### JOB
Search the data for the word "xlabel" and copy every line where it occurs.

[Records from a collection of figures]
+--

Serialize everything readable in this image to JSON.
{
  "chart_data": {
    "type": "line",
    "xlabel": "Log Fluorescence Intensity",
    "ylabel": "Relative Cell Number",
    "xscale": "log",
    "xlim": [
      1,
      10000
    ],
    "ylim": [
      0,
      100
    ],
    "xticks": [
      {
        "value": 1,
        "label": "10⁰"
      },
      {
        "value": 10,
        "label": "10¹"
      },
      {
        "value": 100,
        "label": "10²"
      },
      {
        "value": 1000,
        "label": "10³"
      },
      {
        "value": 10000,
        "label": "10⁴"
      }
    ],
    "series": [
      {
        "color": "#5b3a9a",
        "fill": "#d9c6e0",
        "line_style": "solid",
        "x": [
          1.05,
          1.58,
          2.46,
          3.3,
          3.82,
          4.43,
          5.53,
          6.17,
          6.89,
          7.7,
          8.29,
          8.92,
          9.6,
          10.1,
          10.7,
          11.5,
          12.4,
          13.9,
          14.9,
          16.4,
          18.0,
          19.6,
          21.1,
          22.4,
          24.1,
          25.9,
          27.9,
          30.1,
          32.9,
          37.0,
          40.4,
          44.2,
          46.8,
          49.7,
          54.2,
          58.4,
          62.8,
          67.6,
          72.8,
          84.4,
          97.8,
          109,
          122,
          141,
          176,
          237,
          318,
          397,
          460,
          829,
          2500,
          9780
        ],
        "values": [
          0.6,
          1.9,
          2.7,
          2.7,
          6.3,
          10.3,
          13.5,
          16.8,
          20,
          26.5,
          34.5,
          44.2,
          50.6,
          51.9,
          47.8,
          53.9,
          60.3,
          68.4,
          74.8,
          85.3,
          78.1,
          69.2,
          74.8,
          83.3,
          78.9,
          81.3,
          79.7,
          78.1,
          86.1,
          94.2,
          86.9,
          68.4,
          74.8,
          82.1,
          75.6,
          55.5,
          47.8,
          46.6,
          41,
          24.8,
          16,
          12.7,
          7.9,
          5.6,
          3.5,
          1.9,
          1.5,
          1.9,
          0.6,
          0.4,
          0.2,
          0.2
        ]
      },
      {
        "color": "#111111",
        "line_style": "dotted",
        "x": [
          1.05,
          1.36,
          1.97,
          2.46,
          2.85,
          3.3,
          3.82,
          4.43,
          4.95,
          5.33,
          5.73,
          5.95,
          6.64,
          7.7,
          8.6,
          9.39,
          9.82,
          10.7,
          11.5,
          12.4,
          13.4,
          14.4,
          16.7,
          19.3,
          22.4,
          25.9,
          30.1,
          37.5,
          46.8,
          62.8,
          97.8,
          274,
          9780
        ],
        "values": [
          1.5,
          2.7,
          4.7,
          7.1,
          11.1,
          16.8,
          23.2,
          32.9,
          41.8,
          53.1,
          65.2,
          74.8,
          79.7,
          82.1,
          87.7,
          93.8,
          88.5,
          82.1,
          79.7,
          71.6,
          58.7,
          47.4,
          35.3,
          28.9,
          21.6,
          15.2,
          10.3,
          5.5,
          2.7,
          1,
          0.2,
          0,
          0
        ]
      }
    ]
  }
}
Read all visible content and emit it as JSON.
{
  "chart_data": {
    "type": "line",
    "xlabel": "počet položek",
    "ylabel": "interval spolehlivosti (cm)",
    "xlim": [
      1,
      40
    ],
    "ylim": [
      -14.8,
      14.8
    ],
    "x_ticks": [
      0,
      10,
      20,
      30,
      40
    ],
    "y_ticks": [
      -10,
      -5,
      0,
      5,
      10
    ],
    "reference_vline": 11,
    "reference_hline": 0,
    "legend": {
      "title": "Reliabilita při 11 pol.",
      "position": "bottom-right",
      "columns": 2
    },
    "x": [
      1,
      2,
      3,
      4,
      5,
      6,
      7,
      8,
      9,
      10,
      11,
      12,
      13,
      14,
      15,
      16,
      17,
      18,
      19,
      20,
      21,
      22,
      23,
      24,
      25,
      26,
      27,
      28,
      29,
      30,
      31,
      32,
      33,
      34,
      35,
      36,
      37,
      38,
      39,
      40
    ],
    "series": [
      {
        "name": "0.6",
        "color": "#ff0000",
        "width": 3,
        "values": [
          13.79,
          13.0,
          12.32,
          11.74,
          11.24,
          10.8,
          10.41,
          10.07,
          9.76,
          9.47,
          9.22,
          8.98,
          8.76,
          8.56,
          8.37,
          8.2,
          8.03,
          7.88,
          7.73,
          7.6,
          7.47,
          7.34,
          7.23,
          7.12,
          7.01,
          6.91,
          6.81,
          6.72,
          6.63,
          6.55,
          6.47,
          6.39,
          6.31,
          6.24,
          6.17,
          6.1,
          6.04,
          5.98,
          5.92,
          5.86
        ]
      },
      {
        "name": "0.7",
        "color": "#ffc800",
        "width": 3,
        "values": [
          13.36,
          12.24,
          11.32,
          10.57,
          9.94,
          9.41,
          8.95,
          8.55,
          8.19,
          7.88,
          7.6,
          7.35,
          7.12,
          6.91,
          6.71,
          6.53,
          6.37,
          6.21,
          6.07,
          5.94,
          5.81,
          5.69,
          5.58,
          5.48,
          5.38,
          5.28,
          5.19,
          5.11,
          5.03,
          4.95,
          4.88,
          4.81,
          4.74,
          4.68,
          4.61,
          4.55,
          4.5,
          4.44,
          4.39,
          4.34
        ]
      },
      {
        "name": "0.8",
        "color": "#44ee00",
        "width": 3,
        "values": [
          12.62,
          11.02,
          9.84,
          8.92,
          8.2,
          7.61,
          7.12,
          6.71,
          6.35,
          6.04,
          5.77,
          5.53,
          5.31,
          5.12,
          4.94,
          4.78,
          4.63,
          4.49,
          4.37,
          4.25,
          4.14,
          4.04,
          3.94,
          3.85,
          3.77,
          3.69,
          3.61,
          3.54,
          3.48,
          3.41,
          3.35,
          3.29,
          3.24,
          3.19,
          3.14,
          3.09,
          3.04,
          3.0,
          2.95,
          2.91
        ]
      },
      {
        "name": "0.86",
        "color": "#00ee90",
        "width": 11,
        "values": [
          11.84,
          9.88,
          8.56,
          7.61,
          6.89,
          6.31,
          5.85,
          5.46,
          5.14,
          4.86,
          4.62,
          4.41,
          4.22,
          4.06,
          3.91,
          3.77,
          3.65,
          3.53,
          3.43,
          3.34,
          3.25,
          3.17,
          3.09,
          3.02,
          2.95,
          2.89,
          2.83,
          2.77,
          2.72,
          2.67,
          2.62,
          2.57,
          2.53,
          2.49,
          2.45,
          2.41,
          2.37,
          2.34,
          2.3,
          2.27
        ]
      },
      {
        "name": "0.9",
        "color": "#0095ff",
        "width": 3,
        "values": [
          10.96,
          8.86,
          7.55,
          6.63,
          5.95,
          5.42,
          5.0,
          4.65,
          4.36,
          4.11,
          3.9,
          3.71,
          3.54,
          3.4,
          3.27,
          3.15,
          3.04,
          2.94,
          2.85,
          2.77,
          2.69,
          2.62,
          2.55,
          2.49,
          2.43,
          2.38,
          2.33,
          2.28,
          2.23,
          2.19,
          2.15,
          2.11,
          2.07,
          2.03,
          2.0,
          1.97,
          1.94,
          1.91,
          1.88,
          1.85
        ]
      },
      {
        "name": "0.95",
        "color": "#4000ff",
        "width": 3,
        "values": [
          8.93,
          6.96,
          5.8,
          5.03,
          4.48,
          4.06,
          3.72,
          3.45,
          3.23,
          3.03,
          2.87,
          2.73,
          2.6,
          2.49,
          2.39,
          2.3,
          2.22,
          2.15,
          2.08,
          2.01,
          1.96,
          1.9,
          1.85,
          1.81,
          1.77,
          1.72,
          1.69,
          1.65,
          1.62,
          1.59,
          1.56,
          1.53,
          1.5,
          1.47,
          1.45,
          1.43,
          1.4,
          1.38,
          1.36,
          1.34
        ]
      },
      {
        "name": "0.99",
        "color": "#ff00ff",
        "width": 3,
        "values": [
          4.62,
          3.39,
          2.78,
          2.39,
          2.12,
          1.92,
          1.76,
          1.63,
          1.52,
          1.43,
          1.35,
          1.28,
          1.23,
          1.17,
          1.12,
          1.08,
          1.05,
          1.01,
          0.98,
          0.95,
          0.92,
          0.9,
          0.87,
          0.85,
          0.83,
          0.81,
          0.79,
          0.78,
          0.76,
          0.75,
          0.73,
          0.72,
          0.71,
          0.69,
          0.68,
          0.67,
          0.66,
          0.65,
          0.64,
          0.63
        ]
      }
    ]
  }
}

+--

### REPLY
    "xlabel": "Log Fluorescence Intensity",
    "xlabel": "počet položek",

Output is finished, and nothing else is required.